**GIVEN REQUEST:**
Search the data for the word "Arraste" and copy every line where it occurs.

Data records
● ● ● ●

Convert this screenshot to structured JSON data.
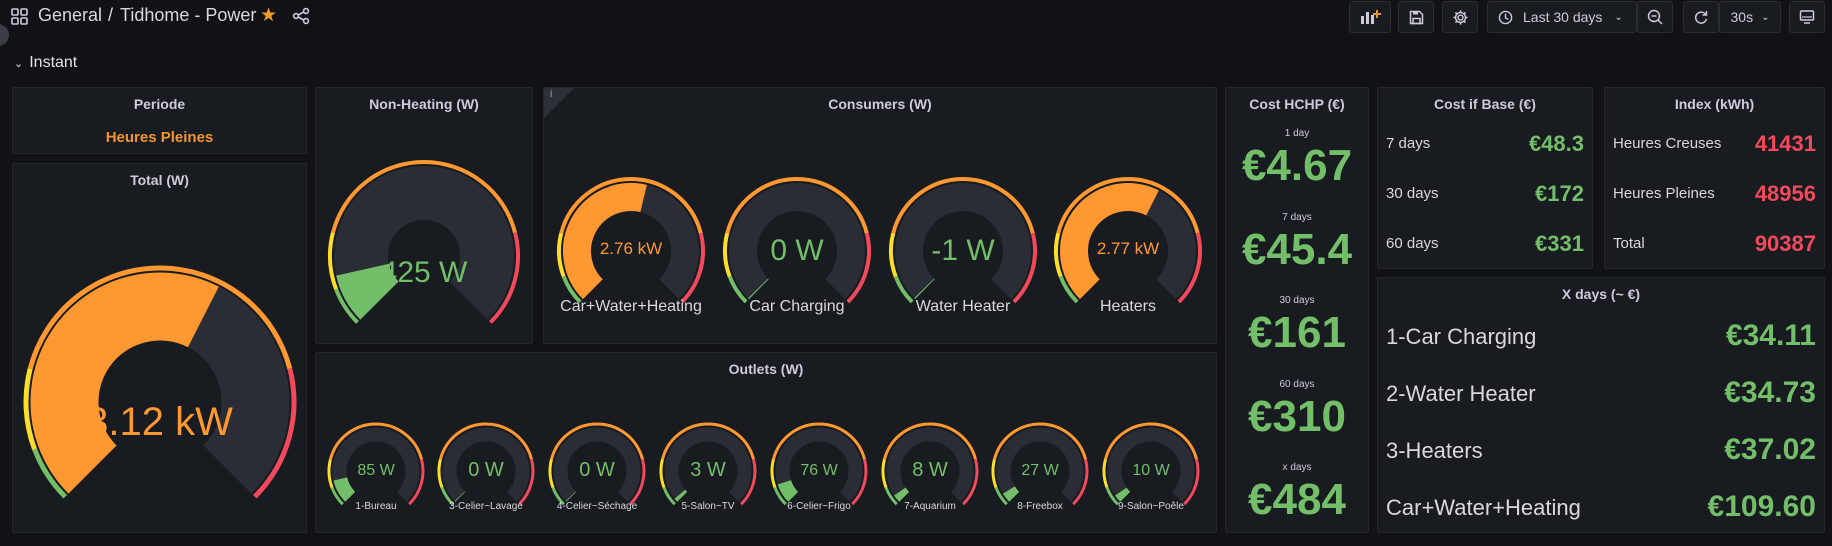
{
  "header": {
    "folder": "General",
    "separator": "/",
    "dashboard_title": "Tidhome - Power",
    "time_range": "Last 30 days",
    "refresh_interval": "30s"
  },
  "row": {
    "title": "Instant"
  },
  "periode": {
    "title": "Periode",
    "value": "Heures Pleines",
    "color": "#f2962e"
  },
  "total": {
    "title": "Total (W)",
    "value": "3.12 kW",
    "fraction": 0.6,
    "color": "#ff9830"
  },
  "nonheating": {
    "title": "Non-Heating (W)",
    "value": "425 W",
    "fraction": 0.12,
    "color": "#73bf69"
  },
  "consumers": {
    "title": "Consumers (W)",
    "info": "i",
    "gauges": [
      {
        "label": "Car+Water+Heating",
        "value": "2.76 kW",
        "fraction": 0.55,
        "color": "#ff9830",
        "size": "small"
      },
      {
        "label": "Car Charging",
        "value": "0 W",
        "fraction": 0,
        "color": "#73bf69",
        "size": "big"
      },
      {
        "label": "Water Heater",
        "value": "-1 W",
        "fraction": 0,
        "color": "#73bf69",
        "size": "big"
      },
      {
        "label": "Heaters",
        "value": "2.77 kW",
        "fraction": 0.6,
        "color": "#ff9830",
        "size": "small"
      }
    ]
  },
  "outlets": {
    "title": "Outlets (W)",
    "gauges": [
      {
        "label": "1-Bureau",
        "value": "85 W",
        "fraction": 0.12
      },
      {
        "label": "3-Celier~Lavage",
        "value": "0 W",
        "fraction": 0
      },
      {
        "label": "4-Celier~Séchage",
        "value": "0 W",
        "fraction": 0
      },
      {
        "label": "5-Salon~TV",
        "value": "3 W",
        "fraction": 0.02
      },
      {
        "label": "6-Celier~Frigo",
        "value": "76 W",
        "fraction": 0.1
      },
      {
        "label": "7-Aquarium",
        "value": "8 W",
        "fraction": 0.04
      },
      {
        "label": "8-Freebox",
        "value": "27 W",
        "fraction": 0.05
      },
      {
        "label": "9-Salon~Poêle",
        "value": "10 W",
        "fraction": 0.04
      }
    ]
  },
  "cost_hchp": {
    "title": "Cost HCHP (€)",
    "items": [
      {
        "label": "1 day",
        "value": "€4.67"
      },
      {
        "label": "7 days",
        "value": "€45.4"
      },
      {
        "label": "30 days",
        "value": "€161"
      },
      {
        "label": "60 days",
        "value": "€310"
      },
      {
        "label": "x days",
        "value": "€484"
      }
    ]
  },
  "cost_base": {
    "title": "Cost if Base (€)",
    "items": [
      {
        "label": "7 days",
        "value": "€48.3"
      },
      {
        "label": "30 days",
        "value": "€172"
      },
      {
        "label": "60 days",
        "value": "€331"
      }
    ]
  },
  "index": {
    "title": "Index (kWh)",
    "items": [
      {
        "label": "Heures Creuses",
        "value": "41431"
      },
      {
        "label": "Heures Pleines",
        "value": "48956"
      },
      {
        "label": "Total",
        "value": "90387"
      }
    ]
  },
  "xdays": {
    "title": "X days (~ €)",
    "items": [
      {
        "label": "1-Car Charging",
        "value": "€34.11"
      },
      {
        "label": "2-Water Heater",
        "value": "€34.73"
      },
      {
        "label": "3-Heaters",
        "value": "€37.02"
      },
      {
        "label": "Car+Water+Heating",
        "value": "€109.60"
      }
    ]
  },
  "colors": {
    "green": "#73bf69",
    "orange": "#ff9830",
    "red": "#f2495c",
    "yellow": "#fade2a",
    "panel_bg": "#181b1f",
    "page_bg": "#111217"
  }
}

● ● ● ●

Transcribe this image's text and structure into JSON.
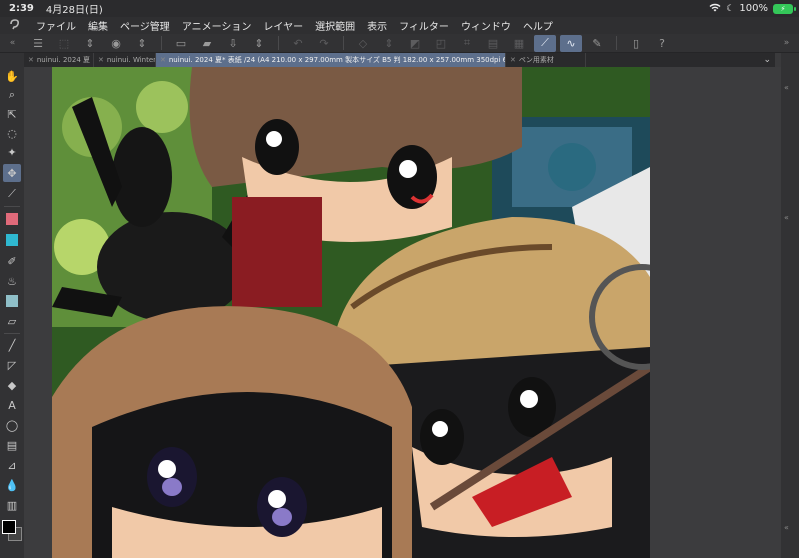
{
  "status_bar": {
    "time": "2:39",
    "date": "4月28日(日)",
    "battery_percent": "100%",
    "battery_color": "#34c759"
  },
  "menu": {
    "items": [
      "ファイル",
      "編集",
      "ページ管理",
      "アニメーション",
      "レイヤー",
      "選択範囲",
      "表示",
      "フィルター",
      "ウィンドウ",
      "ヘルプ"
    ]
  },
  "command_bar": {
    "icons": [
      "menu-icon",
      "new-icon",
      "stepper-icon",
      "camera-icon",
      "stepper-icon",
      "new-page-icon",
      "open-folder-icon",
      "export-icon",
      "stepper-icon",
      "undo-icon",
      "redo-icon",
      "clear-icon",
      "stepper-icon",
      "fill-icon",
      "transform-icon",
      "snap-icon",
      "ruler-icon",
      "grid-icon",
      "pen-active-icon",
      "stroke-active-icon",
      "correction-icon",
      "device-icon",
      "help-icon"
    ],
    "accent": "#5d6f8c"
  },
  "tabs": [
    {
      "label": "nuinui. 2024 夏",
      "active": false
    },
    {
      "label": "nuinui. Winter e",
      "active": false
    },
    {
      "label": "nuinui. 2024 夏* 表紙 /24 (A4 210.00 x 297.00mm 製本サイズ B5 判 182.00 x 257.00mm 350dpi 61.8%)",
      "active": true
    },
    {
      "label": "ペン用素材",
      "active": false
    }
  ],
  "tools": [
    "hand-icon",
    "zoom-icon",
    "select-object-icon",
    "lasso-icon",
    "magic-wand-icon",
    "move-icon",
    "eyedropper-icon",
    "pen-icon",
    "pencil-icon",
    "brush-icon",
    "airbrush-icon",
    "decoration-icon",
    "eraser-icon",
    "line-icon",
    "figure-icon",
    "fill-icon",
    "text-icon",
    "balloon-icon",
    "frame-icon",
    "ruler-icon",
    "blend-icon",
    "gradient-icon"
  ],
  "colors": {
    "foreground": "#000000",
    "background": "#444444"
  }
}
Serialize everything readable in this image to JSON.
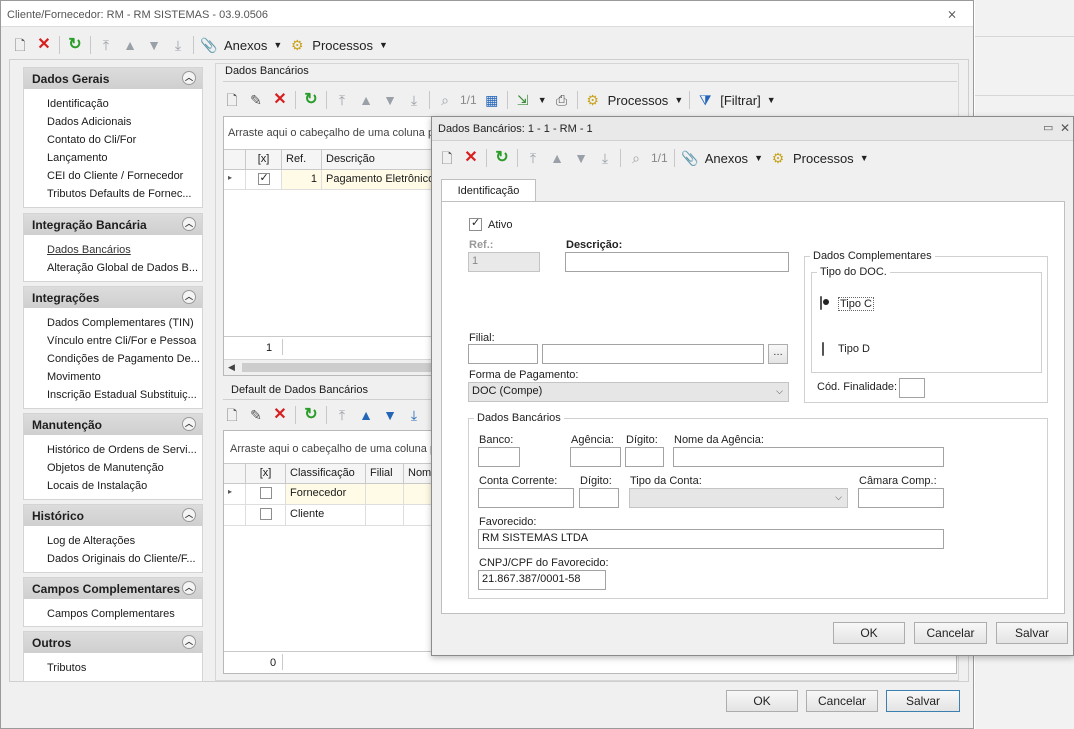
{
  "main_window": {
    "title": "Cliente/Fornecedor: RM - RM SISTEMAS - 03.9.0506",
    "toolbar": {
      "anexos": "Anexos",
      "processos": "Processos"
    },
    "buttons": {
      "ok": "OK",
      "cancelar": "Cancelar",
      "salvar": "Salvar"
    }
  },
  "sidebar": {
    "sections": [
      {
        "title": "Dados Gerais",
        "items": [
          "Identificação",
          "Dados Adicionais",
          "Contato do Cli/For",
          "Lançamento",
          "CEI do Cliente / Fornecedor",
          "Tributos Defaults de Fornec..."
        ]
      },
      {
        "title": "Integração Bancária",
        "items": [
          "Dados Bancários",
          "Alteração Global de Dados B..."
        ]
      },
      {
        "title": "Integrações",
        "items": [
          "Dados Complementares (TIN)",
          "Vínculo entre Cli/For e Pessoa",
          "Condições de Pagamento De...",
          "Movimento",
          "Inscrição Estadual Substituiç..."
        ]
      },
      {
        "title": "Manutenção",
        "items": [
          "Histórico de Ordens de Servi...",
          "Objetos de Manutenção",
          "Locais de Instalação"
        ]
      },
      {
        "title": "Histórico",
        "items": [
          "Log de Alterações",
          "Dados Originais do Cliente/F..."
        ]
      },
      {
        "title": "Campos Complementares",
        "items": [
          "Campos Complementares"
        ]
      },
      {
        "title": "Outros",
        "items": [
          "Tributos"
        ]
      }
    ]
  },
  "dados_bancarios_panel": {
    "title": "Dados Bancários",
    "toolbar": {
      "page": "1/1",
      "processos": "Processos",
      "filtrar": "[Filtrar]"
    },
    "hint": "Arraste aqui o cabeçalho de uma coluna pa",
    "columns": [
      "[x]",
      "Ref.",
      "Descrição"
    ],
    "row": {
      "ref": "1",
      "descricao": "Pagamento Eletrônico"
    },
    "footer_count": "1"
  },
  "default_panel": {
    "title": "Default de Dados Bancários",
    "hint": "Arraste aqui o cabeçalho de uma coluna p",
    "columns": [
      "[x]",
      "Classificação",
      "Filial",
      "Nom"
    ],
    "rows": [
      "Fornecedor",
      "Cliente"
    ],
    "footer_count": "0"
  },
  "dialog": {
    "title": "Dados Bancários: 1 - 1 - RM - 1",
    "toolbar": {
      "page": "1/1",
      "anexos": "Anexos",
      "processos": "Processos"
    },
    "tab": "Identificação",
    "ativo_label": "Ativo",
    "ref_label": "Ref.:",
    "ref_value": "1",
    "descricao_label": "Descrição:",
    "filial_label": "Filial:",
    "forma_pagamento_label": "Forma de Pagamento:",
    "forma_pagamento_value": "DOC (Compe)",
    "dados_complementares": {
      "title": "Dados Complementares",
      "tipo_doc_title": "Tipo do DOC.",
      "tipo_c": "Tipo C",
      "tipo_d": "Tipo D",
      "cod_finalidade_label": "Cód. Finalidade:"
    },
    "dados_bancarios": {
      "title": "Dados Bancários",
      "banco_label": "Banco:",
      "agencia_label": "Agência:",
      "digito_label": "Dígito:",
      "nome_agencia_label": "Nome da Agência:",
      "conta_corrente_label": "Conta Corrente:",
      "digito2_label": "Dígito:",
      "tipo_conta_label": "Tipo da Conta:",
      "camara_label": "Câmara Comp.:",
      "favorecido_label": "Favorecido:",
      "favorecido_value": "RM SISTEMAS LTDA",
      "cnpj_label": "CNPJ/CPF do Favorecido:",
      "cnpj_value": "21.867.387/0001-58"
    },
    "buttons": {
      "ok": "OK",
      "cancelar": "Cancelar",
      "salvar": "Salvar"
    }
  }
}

● ● ● ●

**ANSWER TO THE EXERCISE:**
    "hint": "Arraste aqui o cabeçalho de uma coluna pa",
    "hint": "Arraste aqui o cabeçalho de uma coluna p",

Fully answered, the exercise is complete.